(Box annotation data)
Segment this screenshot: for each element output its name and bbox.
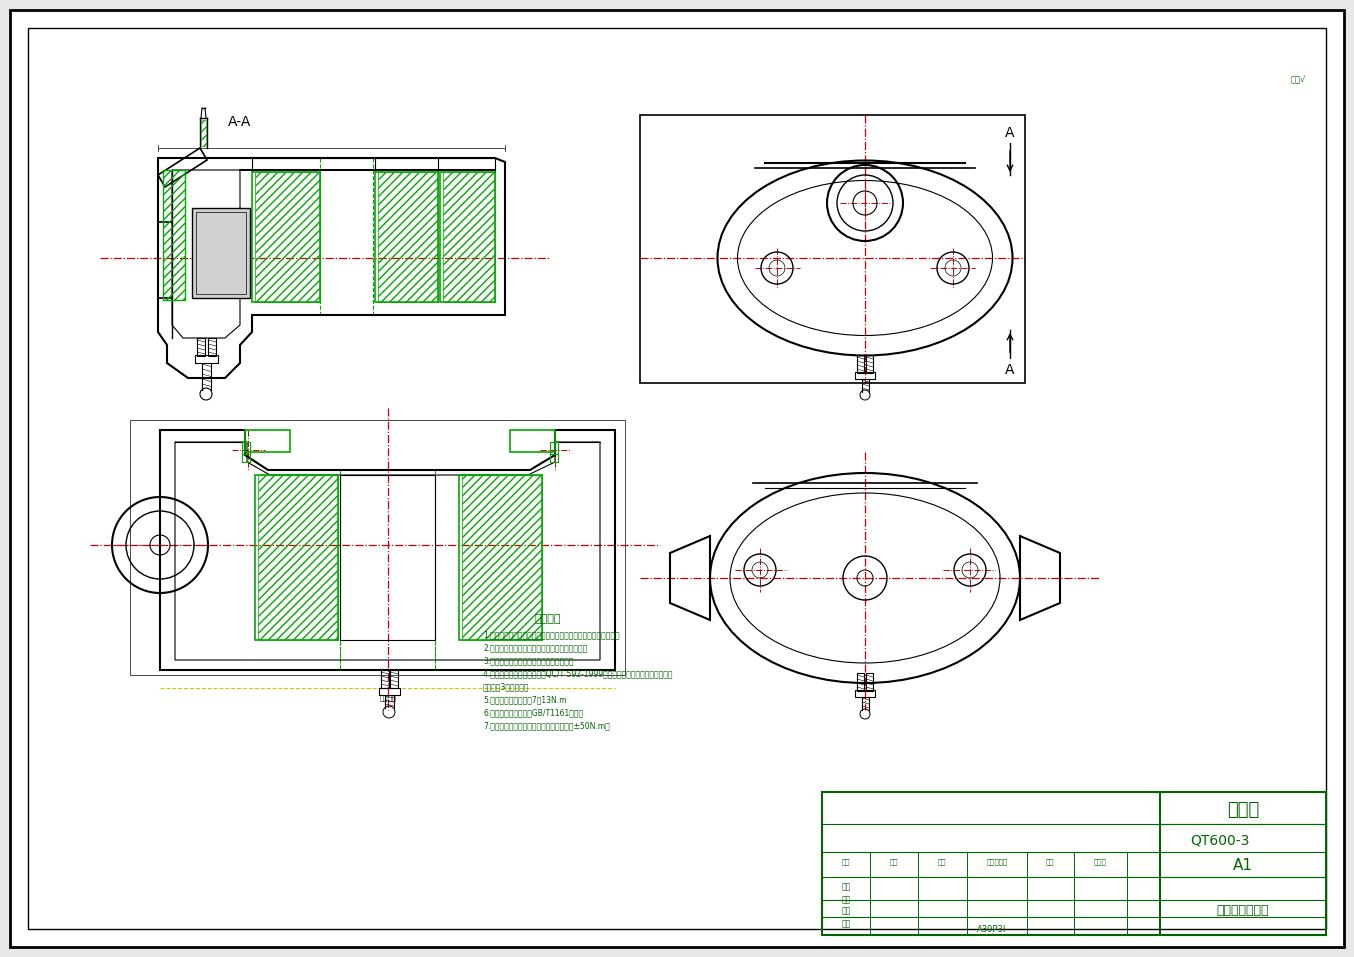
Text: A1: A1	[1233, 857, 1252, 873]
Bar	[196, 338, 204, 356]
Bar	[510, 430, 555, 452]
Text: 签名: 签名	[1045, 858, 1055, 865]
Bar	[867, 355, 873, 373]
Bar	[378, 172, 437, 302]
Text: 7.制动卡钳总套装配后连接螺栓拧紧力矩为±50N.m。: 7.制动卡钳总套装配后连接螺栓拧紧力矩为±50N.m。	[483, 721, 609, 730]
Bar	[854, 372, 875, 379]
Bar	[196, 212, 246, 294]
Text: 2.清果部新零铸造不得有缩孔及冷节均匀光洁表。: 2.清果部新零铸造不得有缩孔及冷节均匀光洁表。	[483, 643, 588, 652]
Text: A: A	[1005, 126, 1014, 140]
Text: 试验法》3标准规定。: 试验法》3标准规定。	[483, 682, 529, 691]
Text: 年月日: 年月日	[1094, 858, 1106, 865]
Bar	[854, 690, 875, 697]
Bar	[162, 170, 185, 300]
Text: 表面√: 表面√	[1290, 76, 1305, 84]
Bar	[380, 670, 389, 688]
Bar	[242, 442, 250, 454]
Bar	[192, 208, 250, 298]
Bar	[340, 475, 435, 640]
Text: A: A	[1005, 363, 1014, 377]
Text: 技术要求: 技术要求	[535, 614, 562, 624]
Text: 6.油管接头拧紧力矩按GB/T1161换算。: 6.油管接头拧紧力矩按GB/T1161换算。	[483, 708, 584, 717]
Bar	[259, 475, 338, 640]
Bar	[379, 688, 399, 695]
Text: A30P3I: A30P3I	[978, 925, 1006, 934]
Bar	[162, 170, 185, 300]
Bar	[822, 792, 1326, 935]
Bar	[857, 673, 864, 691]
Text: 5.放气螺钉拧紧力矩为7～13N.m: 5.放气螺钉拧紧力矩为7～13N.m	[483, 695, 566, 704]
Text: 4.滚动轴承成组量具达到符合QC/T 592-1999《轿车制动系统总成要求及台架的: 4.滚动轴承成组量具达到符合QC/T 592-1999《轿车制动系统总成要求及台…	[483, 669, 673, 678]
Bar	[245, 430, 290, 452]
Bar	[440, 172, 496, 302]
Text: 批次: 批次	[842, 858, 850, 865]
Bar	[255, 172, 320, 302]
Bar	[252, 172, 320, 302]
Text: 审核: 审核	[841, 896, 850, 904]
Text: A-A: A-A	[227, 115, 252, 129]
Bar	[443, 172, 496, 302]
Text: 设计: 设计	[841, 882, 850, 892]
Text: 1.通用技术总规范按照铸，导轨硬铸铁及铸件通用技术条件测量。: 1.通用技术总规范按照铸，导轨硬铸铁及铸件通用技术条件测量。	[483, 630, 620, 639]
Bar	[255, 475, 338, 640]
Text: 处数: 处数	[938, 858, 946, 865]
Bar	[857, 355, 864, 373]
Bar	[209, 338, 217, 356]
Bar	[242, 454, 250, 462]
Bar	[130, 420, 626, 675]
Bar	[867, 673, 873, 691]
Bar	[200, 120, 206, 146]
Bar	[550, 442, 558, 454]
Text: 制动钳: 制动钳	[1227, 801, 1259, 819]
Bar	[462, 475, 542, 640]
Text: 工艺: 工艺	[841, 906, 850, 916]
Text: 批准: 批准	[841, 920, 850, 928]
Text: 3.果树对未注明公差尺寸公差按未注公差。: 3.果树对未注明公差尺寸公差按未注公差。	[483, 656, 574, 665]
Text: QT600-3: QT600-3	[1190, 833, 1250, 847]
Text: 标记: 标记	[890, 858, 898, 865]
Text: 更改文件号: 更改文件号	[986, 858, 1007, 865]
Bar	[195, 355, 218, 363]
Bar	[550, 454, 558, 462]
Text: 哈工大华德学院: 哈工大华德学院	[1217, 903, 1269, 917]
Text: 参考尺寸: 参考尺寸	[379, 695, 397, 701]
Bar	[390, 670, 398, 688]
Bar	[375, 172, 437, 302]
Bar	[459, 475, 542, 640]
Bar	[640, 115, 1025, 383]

STATED PROBLEM: Rewrite all the records with every "Bar" changed to "Shape" and nothing else altered. Leave out the picture lines.

SOLUTION TO THE EXERCISE:
Segment this screenshot: for each element output its name and bbox.
Text: A1: A1	[1233, 857, 1252, 873]
Shape	[196, 338, 204, 356]
Shape	[510, 430, 555, 452]
Text: 签名: 签名	[1045, 858, 1055, 865]
Shape	[867, 355, 873, 373]
Shape	[378, 172, 437, 302]
Text: 7.制动卡钳总套装配后连接螺栓拧紧力矩为±50N.m。: 7.制动卡钳总套装配后连接螺栓拧紧力矩为±50N.m。	[483, 721, 609, 730]
Shape	[854, 372, 875, 379]
Shape	[196, 212, 246, 294]
Text: 2.清果部新零铸造不得有缩孔及冷节均匀光洁表。: 2.清果部新零铸造不得有缩孔及冷节均匀光洁表。	[483, 643, 588, 652]
Text: A: A	[1005, 126, 1014, 140]
Text: 试验法》3标准规定。: 试验法》3标准规定。	[483, 682, 529, 691]
Text: 年月日: 年月日	[1094, 858, 1106, 865]
Shape	[854, 690, 875, 697]
Shape	[162, 170, 185, 300]
Text: 表面√: 表面√	[1290, 76, 1305, 84]
Shape	[380, 670, 389, 688]
Shape	[242, 442, 250, 454]
Shape	[192, 208, 250, 298]
Shape	[340, 475, 435, 640]
Text: A: A	[1005, 363, 1014, 377]
Text: 技术要求: 技术要求	[535, 614, 562, 624]
Text: 6.油管接头拧紧力矩按GB/T1161换算。: 6.油管接头拧紧力矩按GB/T1161换算。	[483, 708, 584, 717]
Shape	[259, 475, 338, 640]
Shape	[379, 688, 399, 695]
Text: A30P3I: A30P3I	[978, 925, 1006, 934]
Shape	[162, 170, 185, 300]
Shape	[822, 792, 1326, 935]
Shape	[857, 673, 864, 691]
Text: 5.放气螺钉拧紧力矩为7～13N.m: 5.放气螺钉拧紧力矩为7～13N.m	[483, 695, 566, 704]
Text: 4.滚动轴承成组量具达到符合QC/T 592-1999《轿车制动系统总成要求及台架的: 4.滚动轴承成组量具达到符合QC/T 592-1999《轿车制动系统总成要求及台…	[483, 669, 673, 678]
Shape	[245, 430, 290, 452]
Shape	[440, 172, 496, 302]
Text: 批次: 批次	[842, 858, 850, 865]
Shape	[255, 172, 320, 302]
Shape	[252, 172, 320, 302]
Text: 审核: 审核	[841, 896, 850, 904]
Text: A-A: A-A	[227, 115, 252, 129]
Shape	[443, 172, 496, 302]
Text: 设计: 设计	[841, 882, 850, 892]
Text: 1.通用技术总规范按照铸，导轨硬铸铁及铸件通用技术条件测量。: 1.通用技术总规范按照铸，导轨硬铸铁及铸件通用技术条件测量。	[483, 630, 620, 639]
Shape	[255, 475, 338, 640]
Text: 处数: 处数	[938, 858, 946, 865]
Shape	[857, 355, 864, 373]
Shape	[209, 338, 217, 356]
Shape	[242, 454, 250, 462]
Shape	[130, 420, 626, 675]
Shape	[867, 673, 873, 691]
Shape	[200, 120, 206, 146]
Shape	[550, 442, 558, 454]
Text: 制动钳: 制动钳	[1227, 801, 1259, 819]
Shape	[462, 475, 542, 640]
Text: 工艺: 工艺	[841, 906, 850, 916]
Text: 批准: 批准	[841, 920, 850, 928]
Text: 3.果树对未注明公差尺寸公差按未注公差。: 3.果树对未注明公差尺寸公差按未注公差。	[483, 656, 574, 665]
Text: QT600-3: QT600-3	[1190, 833, 1250, 847]
Text: 标记: 标记	[890, 858, 898, 865]
Text: 更改文件号: 更改文件号	[986, 858, 1007, 865]
Shape	[195, 355, 218, 363]
Shape	[550, 454, 558, 462]
Text: 哈工大华德学院: 哈工大华德学院	[1217, 903, 1269, 917]
Text: 参考尺寸: 参考尺寸	[379, 695, 397, 701]
Shape	[390, 670, 398, 688]
Shape	[375, 172, 437, 302]
Shape	[459, 475, 542, 640]
Shape	[640, 115, 1025, 383]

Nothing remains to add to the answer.